ЗАДАНИЕ: Воспроизведите без изменений фрагмент данных с самого начала до строки, содержащей "data-label: 6.7622 bbox=[1766, 148, 1832, 170]", включая обе границы.

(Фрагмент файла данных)
────────────────
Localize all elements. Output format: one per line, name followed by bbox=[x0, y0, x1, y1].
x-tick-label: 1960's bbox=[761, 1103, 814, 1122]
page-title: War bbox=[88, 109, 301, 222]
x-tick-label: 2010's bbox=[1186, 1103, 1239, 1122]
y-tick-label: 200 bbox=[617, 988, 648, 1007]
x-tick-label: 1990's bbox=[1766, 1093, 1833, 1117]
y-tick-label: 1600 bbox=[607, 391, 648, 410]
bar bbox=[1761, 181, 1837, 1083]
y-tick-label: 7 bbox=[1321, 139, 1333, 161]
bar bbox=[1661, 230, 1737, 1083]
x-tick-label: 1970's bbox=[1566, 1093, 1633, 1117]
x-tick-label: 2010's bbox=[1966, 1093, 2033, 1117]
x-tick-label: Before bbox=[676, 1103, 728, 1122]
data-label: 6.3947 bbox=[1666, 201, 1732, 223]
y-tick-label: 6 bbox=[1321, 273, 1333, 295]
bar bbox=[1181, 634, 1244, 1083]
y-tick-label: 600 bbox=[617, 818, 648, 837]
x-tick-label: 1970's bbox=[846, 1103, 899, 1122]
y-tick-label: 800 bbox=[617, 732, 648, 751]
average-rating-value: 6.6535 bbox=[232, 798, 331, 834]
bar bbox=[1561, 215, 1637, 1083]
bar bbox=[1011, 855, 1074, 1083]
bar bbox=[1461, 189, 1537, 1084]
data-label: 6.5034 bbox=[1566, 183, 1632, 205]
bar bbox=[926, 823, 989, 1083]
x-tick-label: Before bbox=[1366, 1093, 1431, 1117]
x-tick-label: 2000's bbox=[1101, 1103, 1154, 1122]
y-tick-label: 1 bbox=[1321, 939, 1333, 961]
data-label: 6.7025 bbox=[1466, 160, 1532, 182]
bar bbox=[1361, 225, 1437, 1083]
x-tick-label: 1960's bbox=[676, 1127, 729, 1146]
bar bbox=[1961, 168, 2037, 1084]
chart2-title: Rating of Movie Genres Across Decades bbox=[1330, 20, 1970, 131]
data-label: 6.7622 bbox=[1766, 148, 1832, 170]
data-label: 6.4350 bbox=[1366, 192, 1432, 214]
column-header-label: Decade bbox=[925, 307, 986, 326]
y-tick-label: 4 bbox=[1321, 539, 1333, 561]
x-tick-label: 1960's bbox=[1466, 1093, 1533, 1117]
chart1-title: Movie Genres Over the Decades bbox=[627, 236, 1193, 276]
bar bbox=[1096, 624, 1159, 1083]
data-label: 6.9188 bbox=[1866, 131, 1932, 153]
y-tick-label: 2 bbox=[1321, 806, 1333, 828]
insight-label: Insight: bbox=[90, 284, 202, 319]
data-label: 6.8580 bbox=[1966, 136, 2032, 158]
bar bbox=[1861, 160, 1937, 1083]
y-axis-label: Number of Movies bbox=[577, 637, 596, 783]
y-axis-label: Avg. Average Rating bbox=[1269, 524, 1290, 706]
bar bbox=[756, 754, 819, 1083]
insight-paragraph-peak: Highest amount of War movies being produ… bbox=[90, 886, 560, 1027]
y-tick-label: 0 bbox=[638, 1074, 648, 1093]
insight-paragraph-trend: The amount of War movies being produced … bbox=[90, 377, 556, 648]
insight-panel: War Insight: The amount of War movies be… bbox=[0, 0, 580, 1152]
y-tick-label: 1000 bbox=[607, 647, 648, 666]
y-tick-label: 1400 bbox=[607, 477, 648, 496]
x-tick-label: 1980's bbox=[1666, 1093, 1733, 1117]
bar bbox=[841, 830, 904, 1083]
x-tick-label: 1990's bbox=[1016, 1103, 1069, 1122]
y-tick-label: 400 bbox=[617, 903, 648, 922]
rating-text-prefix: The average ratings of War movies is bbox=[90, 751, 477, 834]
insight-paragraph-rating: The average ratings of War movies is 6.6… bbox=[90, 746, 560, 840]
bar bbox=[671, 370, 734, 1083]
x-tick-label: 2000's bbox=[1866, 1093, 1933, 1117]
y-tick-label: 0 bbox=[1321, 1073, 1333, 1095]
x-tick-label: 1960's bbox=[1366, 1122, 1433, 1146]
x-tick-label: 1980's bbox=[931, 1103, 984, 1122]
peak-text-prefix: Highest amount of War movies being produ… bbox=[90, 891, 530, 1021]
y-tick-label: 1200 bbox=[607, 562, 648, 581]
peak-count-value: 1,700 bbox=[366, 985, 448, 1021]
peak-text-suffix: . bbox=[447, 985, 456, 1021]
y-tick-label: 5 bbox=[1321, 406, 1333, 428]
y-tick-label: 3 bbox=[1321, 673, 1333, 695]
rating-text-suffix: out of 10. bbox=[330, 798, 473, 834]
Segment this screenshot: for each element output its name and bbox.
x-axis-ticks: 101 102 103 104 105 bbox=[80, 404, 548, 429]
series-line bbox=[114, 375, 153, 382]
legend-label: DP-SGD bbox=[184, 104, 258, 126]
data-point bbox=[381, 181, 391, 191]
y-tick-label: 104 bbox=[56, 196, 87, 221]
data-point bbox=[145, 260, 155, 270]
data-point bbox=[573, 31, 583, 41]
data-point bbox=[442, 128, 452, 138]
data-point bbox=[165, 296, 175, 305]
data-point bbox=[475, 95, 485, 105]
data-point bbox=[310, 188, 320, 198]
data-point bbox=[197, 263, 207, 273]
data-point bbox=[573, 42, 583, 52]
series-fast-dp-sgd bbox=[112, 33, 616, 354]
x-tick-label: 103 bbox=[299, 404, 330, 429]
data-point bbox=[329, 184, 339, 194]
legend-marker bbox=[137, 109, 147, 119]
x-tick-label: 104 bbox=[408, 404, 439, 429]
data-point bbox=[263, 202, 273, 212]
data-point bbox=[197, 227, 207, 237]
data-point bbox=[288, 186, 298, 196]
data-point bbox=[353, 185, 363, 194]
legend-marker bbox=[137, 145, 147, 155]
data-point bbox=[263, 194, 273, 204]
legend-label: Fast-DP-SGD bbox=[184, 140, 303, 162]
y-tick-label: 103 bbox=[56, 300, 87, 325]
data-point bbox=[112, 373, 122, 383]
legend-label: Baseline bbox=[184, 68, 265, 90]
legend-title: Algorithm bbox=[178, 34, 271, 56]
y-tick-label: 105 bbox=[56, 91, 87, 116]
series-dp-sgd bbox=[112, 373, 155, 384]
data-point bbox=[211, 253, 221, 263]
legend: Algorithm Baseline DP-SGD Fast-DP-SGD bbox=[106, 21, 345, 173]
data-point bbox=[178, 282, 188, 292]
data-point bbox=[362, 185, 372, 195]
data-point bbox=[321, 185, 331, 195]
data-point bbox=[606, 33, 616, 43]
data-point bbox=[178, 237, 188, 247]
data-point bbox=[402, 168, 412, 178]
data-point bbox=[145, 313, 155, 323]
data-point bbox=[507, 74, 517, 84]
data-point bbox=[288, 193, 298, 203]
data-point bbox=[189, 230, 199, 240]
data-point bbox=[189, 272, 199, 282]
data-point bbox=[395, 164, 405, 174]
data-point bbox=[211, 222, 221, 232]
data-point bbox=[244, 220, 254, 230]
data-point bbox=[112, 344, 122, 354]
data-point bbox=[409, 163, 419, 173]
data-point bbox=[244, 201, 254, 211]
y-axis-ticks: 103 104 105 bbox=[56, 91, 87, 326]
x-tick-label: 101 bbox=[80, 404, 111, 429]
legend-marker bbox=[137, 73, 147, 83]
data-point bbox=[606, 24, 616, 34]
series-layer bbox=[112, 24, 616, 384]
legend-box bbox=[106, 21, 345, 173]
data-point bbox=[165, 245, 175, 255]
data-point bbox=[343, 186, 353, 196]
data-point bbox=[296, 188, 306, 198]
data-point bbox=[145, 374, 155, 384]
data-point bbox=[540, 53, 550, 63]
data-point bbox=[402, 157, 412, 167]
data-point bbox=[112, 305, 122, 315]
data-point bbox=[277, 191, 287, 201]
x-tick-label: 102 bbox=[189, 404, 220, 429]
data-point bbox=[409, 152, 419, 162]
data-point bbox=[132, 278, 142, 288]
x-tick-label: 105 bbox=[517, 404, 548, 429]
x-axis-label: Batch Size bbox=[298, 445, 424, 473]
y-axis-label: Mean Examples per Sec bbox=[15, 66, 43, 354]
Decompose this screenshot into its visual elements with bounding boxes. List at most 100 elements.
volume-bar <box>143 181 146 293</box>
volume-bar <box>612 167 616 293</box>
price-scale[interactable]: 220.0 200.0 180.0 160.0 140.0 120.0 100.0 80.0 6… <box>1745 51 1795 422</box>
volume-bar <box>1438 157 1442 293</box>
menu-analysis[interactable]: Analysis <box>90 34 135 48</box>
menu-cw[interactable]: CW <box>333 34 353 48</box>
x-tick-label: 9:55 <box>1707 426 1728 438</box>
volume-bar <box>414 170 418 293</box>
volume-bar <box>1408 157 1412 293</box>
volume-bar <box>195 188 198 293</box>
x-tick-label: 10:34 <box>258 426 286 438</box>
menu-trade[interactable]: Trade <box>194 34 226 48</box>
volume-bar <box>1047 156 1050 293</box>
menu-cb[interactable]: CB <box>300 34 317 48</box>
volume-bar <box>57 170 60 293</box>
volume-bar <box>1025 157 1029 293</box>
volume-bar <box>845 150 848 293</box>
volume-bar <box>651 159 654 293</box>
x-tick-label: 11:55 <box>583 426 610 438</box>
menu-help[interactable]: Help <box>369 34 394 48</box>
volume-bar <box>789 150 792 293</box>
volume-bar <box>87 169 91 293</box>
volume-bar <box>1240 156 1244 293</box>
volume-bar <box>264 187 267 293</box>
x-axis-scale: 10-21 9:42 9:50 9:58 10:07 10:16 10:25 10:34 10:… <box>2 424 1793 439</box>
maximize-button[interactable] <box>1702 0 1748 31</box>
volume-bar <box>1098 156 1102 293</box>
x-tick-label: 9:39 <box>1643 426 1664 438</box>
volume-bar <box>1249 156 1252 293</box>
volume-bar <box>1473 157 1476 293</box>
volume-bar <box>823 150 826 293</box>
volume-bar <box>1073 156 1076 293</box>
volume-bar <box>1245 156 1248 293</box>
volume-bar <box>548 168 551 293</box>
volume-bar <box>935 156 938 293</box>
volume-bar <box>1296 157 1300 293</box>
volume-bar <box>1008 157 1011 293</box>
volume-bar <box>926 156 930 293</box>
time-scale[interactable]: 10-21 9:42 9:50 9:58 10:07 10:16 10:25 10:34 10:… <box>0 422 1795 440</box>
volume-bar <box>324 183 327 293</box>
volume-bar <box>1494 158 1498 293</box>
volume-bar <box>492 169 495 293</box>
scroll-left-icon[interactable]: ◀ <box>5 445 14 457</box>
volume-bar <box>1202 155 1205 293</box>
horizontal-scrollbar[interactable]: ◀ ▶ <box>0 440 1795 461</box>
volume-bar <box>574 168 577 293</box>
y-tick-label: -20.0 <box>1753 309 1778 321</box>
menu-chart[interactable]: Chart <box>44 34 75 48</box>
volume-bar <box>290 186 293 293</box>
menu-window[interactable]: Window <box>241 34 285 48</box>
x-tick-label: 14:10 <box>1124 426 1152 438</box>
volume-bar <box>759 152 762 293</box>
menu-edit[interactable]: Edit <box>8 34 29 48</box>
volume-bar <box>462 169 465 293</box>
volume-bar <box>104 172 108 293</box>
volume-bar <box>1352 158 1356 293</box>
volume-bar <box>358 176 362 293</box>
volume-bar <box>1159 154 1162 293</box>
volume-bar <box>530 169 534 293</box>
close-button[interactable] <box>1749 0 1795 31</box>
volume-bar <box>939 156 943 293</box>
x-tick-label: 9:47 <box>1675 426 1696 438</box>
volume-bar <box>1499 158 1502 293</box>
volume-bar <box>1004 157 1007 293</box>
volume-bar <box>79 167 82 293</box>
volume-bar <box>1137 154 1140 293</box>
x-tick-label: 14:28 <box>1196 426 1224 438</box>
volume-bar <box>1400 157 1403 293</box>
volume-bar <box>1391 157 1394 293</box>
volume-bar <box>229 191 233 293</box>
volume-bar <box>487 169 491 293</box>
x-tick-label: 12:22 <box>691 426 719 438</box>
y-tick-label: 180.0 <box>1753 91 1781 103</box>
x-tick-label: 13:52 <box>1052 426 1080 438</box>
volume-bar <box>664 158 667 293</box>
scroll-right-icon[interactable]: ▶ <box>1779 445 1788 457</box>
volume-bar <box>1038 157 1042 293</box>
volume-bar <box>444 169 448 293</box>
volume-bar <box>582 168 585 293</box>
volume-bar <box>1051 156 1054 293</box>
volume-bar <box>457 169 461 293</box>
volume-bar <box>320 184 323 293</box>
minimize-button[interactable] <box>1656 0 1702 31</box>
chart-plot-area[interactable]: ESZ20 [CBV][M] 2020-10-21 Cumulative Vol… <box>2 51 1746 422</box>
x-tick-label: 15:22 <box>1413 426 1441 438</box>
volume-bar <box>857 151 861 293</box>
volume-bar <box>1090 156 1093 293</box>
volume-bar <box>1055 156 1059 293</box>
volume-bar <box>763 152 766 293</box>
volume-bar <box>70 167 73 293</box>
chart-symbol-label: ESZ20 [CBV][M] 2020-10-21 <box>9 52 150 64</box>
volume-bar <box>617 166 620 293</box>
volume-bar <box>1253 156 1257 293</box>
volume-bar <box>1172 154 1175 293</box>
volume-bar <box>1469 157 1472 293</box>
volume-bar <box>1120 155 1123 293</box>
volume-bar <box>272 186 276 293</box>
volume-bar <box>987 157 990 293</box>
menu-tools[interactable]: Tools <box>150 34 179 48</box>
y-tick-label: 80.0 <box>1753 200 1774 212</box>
────────────────
ОТВЕТ:
Localize all elements. Output format: one per line, name followed by bbox=[x0, y0, x1, y1].
x-tick-label: 1960's bbox=[761, 1103, 814, 1122]
page-title: War bbox=[88, 109, 301, 222]
x-tick-label: 2010's bbox=[1186, 1103, 1239, 1122]
y-tick-label: 200 bbox=[617, 988, 648, 1007]
x-tick-label: 1990's bbox=[1766, 1093, 1833, 1117]
y-tick-label: 1600 bbox=[607, 391, 648, 410]
bar bbox=[1761, 181, 1837, 1083]
y-tick-label: 7 bbox=[1321, 139, 1333, 161]
bar bbox=[1661, 230, 1737, 1083]
x-tick-label: 1970's bbox=[1566, 1093, 1633, 1117]
x-tick-label: 2010's bbox=[1966, 1093, 2033, 1117]
x-tick-label: Before bbox=[676, 1103, 728, 1122]
data-label: 6.3947 bbox=[1666, 201, 1732, 223]
y-tick-label: 6 bbox=[1321, 273, 1333, 295]
bar bbox=[1181, 634, 1244, 1083]
y-tick-label: 600 bbox=[617, 818, 648, 837]
x-tick-label: 1970's bbox=[846, 1103, 899, 1122]
y-tick-label: 800 bbox=[617, 732, 648, 751]
average-rating-value: 6.6535 bbox=[232, 798, 331, 834]
bar bbox=[1561, 215, 1637, 1083]
bar bbox=[1011, 855, 1074, 1083]
bar bbox=[1461, 189, 1537, 1084]
data-label: 6.5034 bbox=[1566, 183, 1632, 205]
bar bbox=[926, 823, 989, 1083]
x-tick-label: Before bbox=[1366, 1093, 1431, 1117]
x-tick-label: 2000's bbox=[1101, 1103, 1154, 1122]
y-tick-label: 1 bbox=[1321, 939, 1333, 961]
data-label: 6.7025 bbox=[1466, 160, 1532, 182]
bar bbox=[1361, 225, 1437, 1083]
x-tick-label: 1960's bbox=[676, 1127, 729, 1146]
bar bbox=[1961, 168, 2037, 1084]
chart2-title: Rating of Movie Genres Across Decades bbox=[1330, 20, 1970, 131]
data-label: 6.7622 bbox=[1766, 148, 1832, 170]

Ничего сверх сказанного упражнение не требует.